> _DIRECTION_
Return every line of the entries below verbatim, leaving out the pictures.

--- Begin GIVEN RECORDS ---

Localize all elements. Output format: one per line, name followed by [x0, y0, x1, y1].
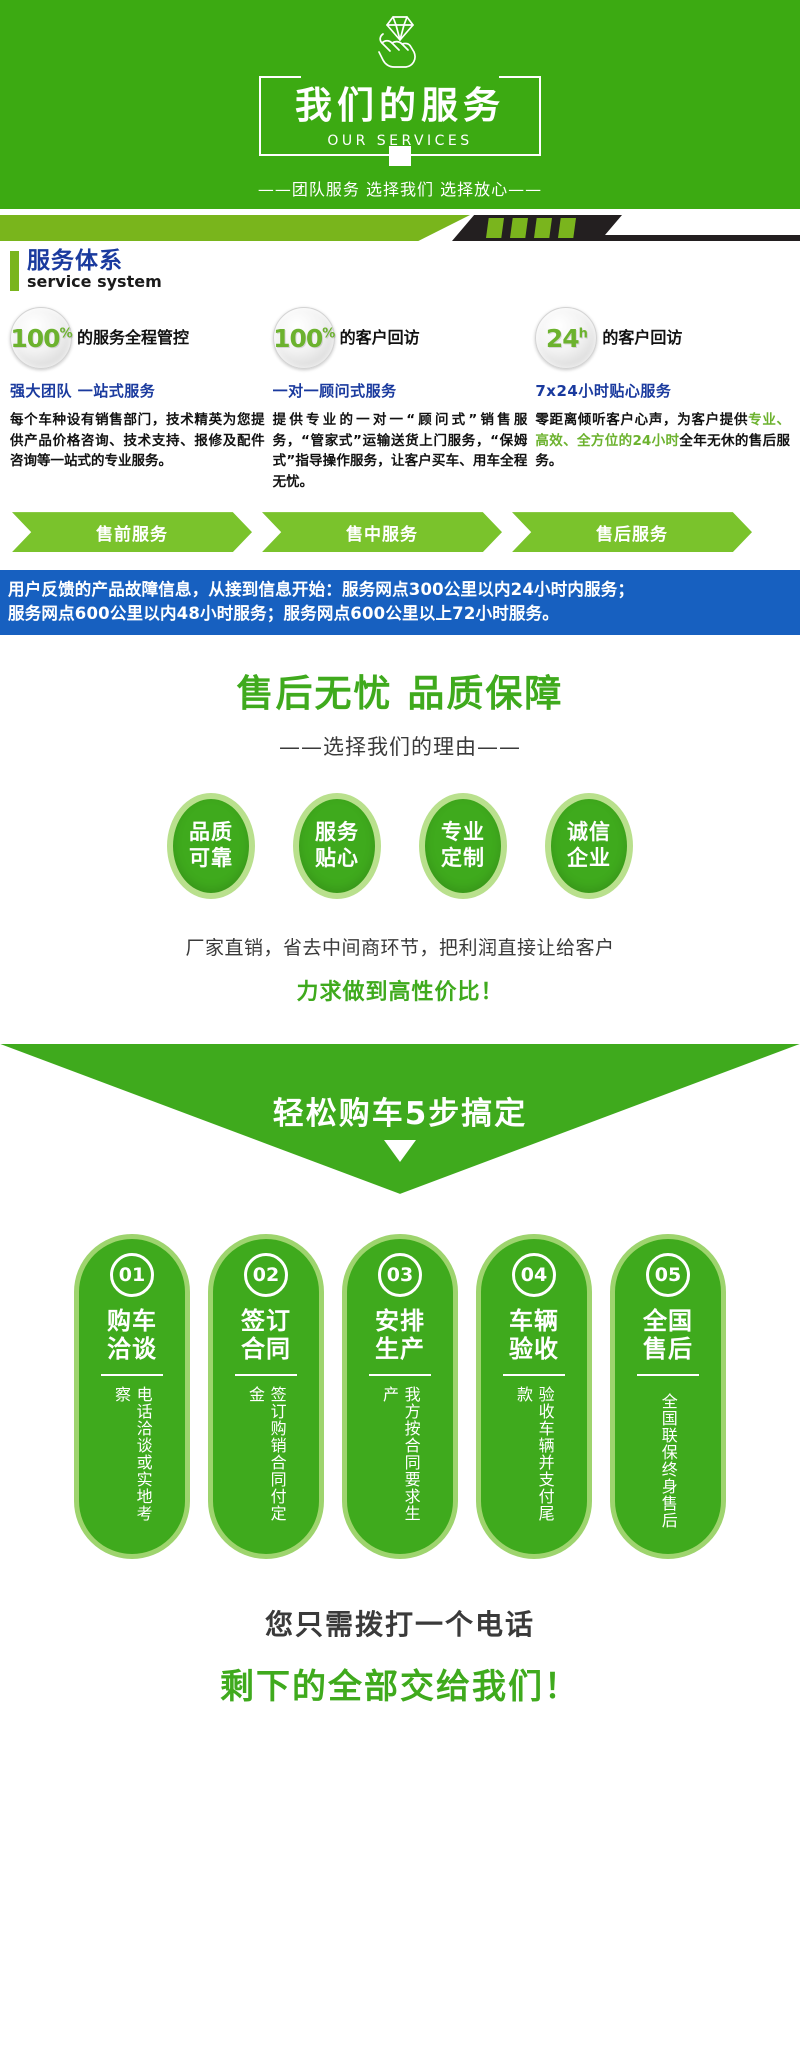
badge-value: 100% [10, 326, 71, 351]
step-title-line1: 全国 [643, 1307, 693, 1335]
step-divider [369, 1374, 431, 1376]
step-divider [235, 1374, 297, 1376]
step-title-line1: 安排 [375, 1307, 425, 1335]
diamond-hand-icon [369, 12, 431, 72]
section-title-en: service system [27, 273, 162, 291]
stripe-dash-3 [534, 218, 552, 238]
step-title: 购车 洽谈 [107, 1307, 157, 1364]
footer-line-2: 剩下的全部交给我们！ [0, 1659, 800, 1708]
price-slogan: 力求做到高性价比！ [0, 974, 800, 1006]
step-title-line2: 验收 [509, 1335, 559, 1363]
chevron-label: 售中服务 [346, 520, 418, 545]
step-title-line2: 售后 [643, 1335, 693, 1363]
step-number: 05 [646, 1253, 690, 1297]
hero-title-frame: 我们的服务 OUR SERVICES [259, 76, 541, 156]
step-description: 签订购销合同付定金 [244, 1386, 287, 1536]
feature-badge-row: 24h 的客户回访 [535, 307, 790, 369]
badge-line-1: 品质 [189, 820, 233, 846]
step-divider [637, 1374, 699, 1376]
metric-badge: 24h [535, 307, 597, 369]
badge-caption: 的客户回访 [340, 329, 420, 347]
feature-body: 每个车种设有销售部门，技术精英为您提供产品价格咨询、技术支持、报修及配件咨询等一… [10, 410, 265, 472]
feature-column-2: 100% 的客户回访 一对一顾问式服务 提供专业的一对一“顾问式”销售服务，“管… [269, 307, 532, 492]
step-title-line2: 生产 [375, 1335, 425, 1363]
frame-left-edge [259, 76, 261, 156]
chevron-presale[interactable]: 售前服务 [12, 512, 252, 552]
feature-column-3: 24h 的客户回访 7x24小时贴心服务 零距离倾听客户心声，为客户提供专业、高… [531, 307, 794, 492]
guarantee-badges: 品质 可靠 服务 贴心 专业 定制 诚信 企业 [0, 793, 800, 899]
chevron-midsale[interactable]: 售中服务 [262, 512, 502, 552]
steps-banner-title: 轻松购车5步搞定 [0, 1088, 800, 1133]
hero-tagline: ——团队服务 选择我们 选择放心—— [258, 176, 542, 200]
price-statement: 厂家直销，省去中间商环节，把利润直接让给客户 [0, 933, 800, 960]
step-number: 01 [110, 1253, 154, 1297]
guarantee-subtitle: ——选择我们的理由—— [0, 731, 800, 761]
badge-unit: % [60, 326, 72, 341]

--- End GIVEN RECORDS ---

> _FULL SOLUTION_
Localize all elements. Output format: one per line, name followed by [x0, y0, x1, y1].
badge-value: 100% [10, 326, 71, 351]
step-title-line1: 全国 [643, 1307, 693, 1335]
step-divider [369, 1374, 431, 1376]
step-divider [235, 1374, 297, 1376]
step-title-line1: 安排 [375, 1307, 425, 1335]
diamond-hand-icon [369, 12, 431, 72]
section-title-en: service system [27, 273, 162, 291]
stripe-dash-3 [534, 218, 552, 238]
step-title: 购车 洽谈 [107, 1307, 157, 1364]
footer-line-2: 剩下的全部交给我们！ [0, 1659, 800, 1708]
price-slogan: 力求做到高性价比！ [0, 974, 800, 1006]
step-title-line2: 验收 [509, 1335, 559, 1363]
chevron-label: 售中服务 [346, 520, 418, 545]
step-title-line2: 售后 [643, 1335, 693, 1363]
step-number: 05 [646, 1253, 690, 1297]
hero-title-frame: 我们的服务 OUR SERVICES [259, 76, 541, 156]
step-description: 签订购销合同付定金 [244, 1386, 287, 1536]
feature-badge-row: 24h 的客户回访 [535, 307, 790, 369]
badge-line-1: 品质 [189, 820, 233, 846]
step-divider [637, 1374, 699, 1376]
metric-badge: 24h [535, 307, 597, 369]
badge-caption: 的客户回访 [340, 329, 420, 347]
feature-body: 每个车种设有销售部门，技术精英为您提供产品价格咨询、技术支持、报修及配件咨询等一… [10, 410, 265, 472]
feature-column-2: 100% 的客户回访 一对一顾问式服务 提供专业的一对一“顾问式”销售服务，“管… [269, 307, 532, 492]
step-title-line2: 生产 [375, 1335, 425, 1363]
frame-left-edge [259, 76, 261, 156]
chevron-presale[interactable]: 售前服务 [12, 512, 252, 552]
feature-column-3: 24h 的客户回访 7x24小时贴心服务 零距离倾听客户心声，为客户提供专业、高… [531, 307, 794, 492]
guarantee-badges: 品质 可靠 服务 贴心 专业 定制 诚信 企业 [0, 793, 800, 899]
chevron-midsale[interactable]: 售中服务 [262, 512, 502, 552]
steps-banner-title: 轻松购车5步搞定 [0, 1088, 800, 1133]
hero-tagline: ——团队服务 选择我们 选择放心—— [258, 176, 542, 200]
price-statement: 厂家直销，省去中间商环节，把利润直接让给客户 [0, 933, 800, 960]
step-number: 01 [110, 1253, 154, 1297]
guarantee-subtitle: ——选择我们的理由—— [0, 731, 800, 761]
badge-unit: % [60, 326, 72, 341]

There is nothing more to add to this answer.